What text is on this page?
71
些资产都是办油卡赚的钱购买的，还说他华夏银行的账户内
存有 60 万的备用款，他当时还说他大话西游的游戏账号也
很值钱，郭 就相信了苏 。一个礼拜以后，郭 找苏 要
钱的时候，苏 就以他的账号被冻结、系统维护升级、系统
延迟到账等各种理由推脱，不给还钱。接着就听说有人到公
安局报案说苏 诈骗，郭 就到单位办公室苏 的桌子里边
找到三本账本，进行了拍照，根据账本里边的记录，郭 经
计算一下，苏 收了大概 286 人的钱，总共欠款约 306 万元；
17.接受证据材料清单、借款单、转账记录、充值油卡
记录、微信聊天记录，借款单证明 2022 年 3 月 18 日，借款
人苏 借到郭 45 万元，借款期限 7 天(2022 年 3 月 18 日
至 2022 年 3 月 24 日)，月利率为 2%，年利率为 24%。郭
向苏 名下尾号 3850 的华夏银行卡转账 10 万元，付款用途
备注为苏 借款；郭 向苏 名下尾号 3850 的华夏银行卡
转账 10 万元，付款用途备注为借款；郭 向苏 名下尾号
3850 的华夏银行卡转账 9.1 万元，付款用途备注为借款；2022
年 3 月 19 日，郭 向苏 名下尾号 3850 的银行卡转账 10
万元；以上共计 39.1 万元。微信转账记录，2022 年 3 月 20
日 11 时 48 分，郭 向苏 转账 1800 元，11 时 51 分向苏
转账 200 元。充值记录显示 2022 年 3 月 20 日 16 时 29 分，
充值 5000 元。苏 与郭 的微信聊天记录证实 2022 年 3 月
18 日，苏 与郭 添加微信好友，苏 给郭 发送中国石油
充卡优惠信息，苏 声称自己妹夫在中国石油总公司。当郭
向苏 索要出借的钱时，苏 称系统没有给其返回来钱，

---

## THE TASK:
Output each record exactly, leaving nothing out.

## TASK RESPONSE:
What text is on this page?
71
些资产都是办油卡赚的钱购买的，还说他华夏银行的账户内
存有 60 万的备用款，他当时还说他大话西游的游戏账号也
很值钱，郭 就相信了苏 。一个礼拜以后，郭 找苏 要
钱的时候，苏 就以他的账号被冻结、系统维护升级、系统
延迟到账等各种理由推脱，不给还钱。接着就听说有人到公
安局报案说苏 诈骗，郭 就到单位办公室苏 的桌子里边
找到三本账本，进行了拍照，根据账本里边的记录，郭 经
计算一下，苏 收了大概 286 人的钱，总共欠款约 306 万元；
17.接受证据材料清单、借款单、转账记录、充值油卡
记录、微信聊天记录，借款单证明 2022 年 3 月 18 日，借款
人苏 借到郭 45 万元，借款期限 7 天(2022 年 3 月 18 日
至 2022 年 3 月 24 日)，月利率为 2%，年利率为 24%。郭
向苏 名下尾号 3850 的华夏银行卡转账 10 万元，付款用途
备注为苏 借款；郭 向苏 名下尾号 3850 的华夏银行卡
转账 10 万元，付款用途备注为借款；郭 向苏 名下尾号
3850 的华夏银行卡转账 9.1 万元，付款用途备注为借款；2022
年 3 月 19 日，郭 向苏 名下尾号 3850 的银行卡转账 10
万元；以上共计 39.1 万元。微信转账记录，2022 年 3 月 20
日 11 时 48 分，郭 向苏 转账 1800 元，11 时 51 分向苏
转账 200 元。充值记录显示 2022 年 3 月 20 日 16 时 29 分，
充值 5000 元。苏 与郭 的微信聊天记录证实 2022 年 3 月
18 日，苏 与郭 添加微信好友，苏 给郭 发送中国石油
充卡优惠信息，苏 声称自己妹夫在中国石油总公司。当郭
向苏 索要出借的钱时，苏 称系统没有给其返回来钱，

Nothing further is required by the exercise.